Write the data below out exactly as it stands. Do not include the pictures.
^^^^^^^^
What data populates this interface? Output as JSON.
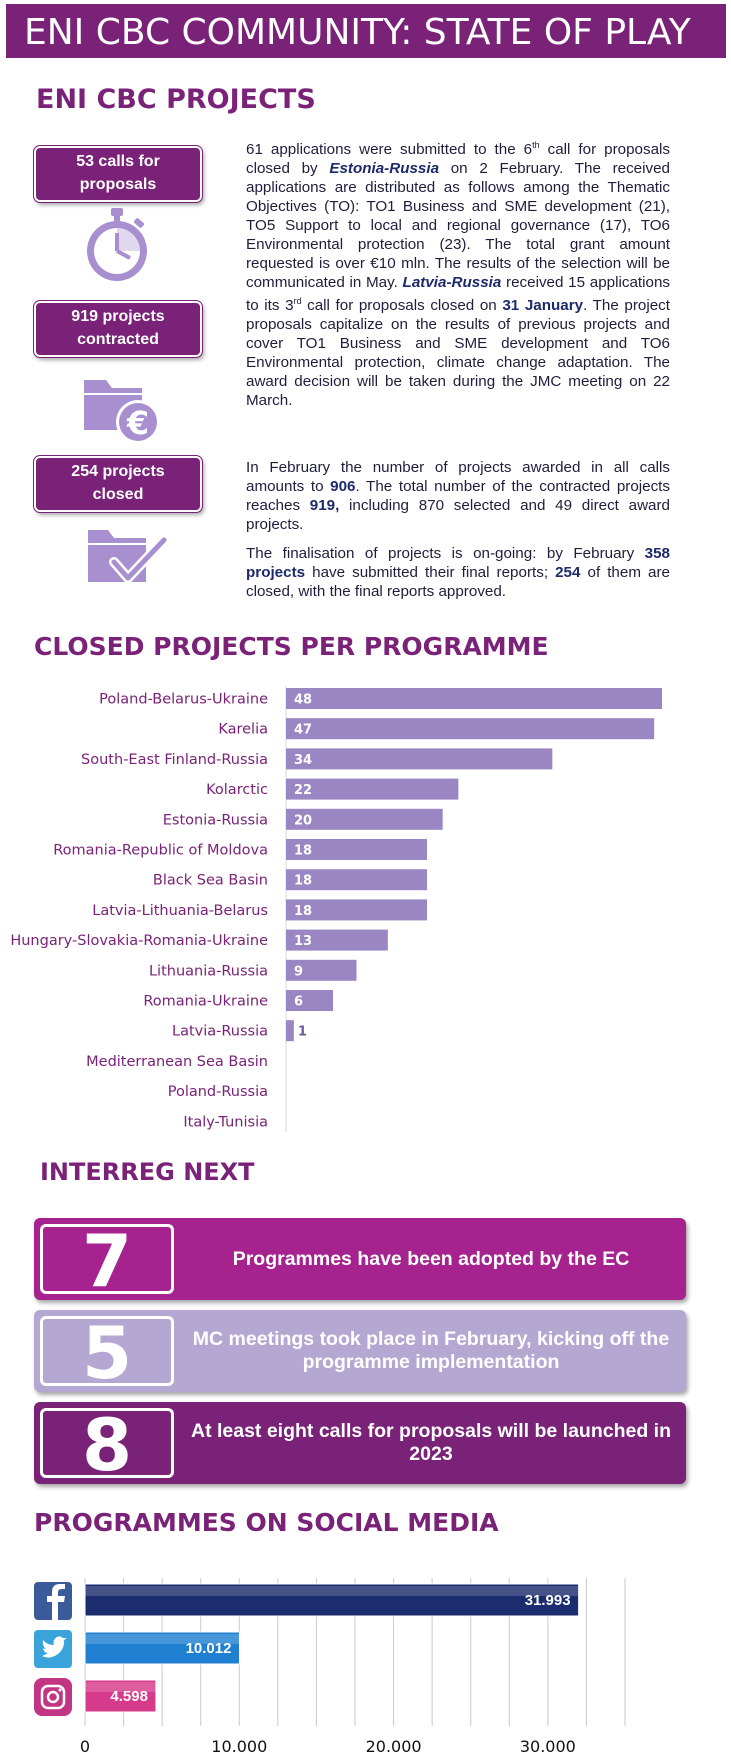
{
  "header": {
    "title": "ENI CBC COMMUNITY: STATE OF PLAY"
  },
  "projects_section": {
    "heading": "ENI CBC PROJECTS",
    "stats": [
      {
        "line1": "53 calls for",
        "line2": "proposals",
        "icon": "stopwatch-icon"
      },
      {
        "line1": "919 projects",
        "line2": "contracted",
        "icon": "euro-folder-icon"
      },
      {
        "line1": "254 projects",
        "line2": "closed",
        "icon": "checkmark-folder-icon"
      }
    ],
    "p1": {
      "a": "61 applications were submitted to the 6",
      "sup": "th",
      "b": " call for proposals closed by ",
      "em1": "Estonia-Russia",
      "c": " on 2 February. The received applications are distributed as follows among the Thematic Objectives (TO): TO1 Business and SME development (21), TO5 Support to local and regional governance (17), TO6 Environmental protection (23). The total grant amount requested is over €10 mln. The results of the selection will be communicated in May. ",
      "em2": "Latvia-Russia",
      "d": " received 15 applications to its 3",
      "sup2": "rd",
      "e": " call for proposals closed on ",
      "bold1": "31 January",
      "f": ". The project proposals capitalize on the results of previous projects and cover TO1 Business and SME development and TO6 Environmental protection, climate change adaptation. The award decision will be taken during the JMC meeting on 22 March."
    },
    "p2": {
      "a": "In February the number of projects awarded in all calls amounts to ",
      "bold1": "906",
      "b": ". The total number of the contracted projects reaches ",
      "bold2": "919,",
      "c": " including 870 selected and 49 direct award projects."
    },
    "p3": {
      "a": "The finalisation of projects is on-going: by February ",
      "bold1": "358 projects",
      "b": " have submitted their final reports; ",
      "bold2": "254",
      "c": " of them are closed, with the final reports approved."
    }
  },
  "closed_section": {
    "heading": "CLOSED PROJECTS PER PROGRAMME"
  },
  "chart_data": [
    {
      "type": "bar",
      "orientation": "horizontal",
      "title": "CLOSED PROJECTS PER PROGRAMME",
      "categories": [
        "Poland-Belarus-Ukraine",
        "Karelia",
        "South-East Finland-Russia",
        "Kolarctic",
        "Estonia-Russia",
        "Romania-Republic of Moldova",
        "Black Sea Basin",
        "Latvia-Lithuania-Belarus",
        "Hungary-Slovakia-Romania-Ukraine",
        "Lithuania-Russia",
        "Romania-Ukraine",
        "Latvia-Russia",
        "Mediterranean Sea Basin",
        "Poland-Russia",
        "Italy-Tunisia"
      ],
      "values": [
        48,
        47,
        34,
        22,
        20,
        18,
        18,
        18,
        13,
        9,
        6,
        1,
        0,
        0,
        0
      ],
      "value_labels": [
        "48",
        "47",
        "34",
        "22",
        "20",
        "18",
        "18",
        "18",
        "13",
        "9",
        "6",
        "1",
        "",
        "",
        ""
      ],
      "xlim": [
        0,
        48
      ],
      "bar_color": "#9b86c4",
      "label_color": "#7a2278"
    },
    {
      "type": "bar",
      "orientation": "horizontal",
      "title": "PROGRAMMES ON SOCIAL MEDIA",
      "categories": [
        "Facebook",
        "Twitter",
        "Instagram"
      ],
      "category_icons": [
        "facebook-icon",
        "twitter-icon",
        "instagram-icon"
      ],
      "values": [
        31993,
        10012,
        4598
      ],
      "value_labels": [
        "31.993",
        "10.012",
        "4.598"
      ],
      "xticks": [
        "0",
        "10.000",
        "20.000",
        "30.000"
      ],
      "xlim": [
        0,
        35000
      ],
      "bar_colors": [
        "#1b2d6e",
        "#1f7fd1",
        "#d63a8a"
      ]
    }
  ],
  "interreg_section": {
    "heading": "INTERREG NEXT",
    "cards": [
      {
        "number": "7",
        "text": "Programmes have been adopted by the EC",
        "color": "#a6228e"
      },
      {
        "number": "5",
        "text": "MC meetings took place in February, kicking off the programme implementation",
        "color": "#b4a7d2"
      },
      {
        "number": "8",
        "text": "At least eight calls for proposals will be launched in 2023",
        "color": "#7a2278"
      }
    ]
  },
  "social_section": {
    "heading": "PROGRAMMES ON SOCIAL MEDIA"
  }
}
^^^^^^^^
- Solution for this problem -
What data populates this interface? Output as JSON.
{
  "header": {
    "title": "ENI CBC COMMUNITY: STATE OF PLAY"
  },
  "projects_section": {
    "heading": "ENI CBC PROJECTS",
    "stats": [
      {
        "line1": "53 calls for",
        "line2": "proposals",
        "icon": "stopwatch-icon"
      },
      {
        "line1": "919 projects",
        "line2": "contracted",
        "icon": "euro-folder-icon"
      },
      {
        "line1": "254 projects",
        "line2": "closed",
        "icon": "checkmark-folder-icon"
      }
    ],
    "p1": {
      "a": "61 applications were submitted to the 6",
      "sup": "th",
      "b": " call for proposals closed by ",
      "em1": "Estonia-Russia",
      "c": " on 2 February. The received applications are distributed as follows among the Thematic Objectives (TO): TO1 Business and SME development (21), TO5 Support to local and regional governance (17), TO6 Environmental protection (23). The total grant amount requested is over €10 mln. The results of the selection will be communicated in May. ",
      "em2": "Latvia-Russia",
      "d": " received 15 applications to its 3",
      "sup2": "rd",
      "e": " call for proposals closed on ",
      "bold1": "31 January",
      "f": ". The project proposals capitalize on the results of previous projects and cover TO1 Business and SME development and TO6 Environmental protection, climate change adaptation. The award decision will be taken during the JMC meeting on 22 March."
    },
    "p2": {
      "a": "In February the number of projects awarded in all calls amounts to ",
      "bold1": "906",
      "b": ". The total number of the contracted projects reaches ",
      "bold2": "919,",
      "c": " including 870 selected and 49 direct award projects."
    },
    "p3": {
      "a": "The finalisation of projects is on-going: by February ",
      "bold1": "358 projects",
      "b": " have submitted their final reports; ",
      "bold2": "254",
      "c": " of them are closed, with the final reports approved."
    }
  },
  "closed_section": {
    "heading": "CLOSED PROJECTS PER PROGRAMME"
  },
  "chart_data": [
    {
      "type": "bar",
      "orientation": "horizontal",
      "title": "CLOSED PROJECTS PER PROGRAMME",
      "categories": [
        "Poland-Belarus-Ukraine",
        "Karelia",
        "South-East Finland-Russia",
        "Kolarctic",
        "Estonia-Russia",
        "Romania-Republic of Moldova",
        "Black Sea Basin",
        "Latvia-Lithuania-Belarus",
        "Hungary-Slovakia-Romania-Ukraine",
        "Lithuania-Russia",
        "Romania-Ukraine",
        "Latvia-Russia",
        "Mediterranean Sea Basin",
        "Poland-Russia",
        "Italy-Tunisia"
      ],
      "values": [
        48,
        47,
        34,
        22,
        20,
        18,
        18,
        18,
        13,
        9,
        6,
        1,
        0,
        0,
        0
      ],
      "value_labels": [
        "48",
        "47",
        "34",
        "22",
        "20",
        "18",
        "18",
        "18",
        "13",
        "9",
        "6",
        "1",
        "",
        "",
        ""
      ],
      "xlim": [
        0,
        48
      ],
      "bar_color": "#9b86c4",
      "label_color": "#7a2278"
    },
    {
      "type": "bar",
      "orientation": "horizontal",
      "title": "PROGRAMMES ON SOCIAL MEDIA",
      "categories": [
        "Facebook",
        "Twitter",
        "Instagram"
      ],
      "category_icons": [
        "facebook-icon",
        "twitter-icon",
        "instagram-icon"
      ],
      "values": [
        31993,
        10012,
        4598
      ],
      "value_labels": [
        "31.993",
        "10.012",
        "4.598"
      ],
      "xticks": [
        "0",
        "10.000",
        "20.000",
        "30.000"
      ],
      "xlim": [
        0,
        35000
      ],
      "bar_colors": [
        "#1b2d6e",
        "#1f7fd1",
        "#d63a8a"
      ]
    }
  ],
  "interreg_section": {
    "heading": "INTERREG NEXT",
    "cards": [
      {
        "number": "7",
        "text": "Programmes have been adopted by the EC",
        "color": "#a6228e"
      },
      {
        "number": "5",
        "text": "MC meetings took place in February, kicking off the programme implementation",
        "color": "#b4a7d2"
      },
      {
        "number": "8",
        "text": "At least eight calls for proposals will be launched in 2023",
        "color": "#7a2278"
      }
    ]
  },
  "social_section": {
    "heading": "PROGRAMMES ON SOCIAL MEDIA"
  }
}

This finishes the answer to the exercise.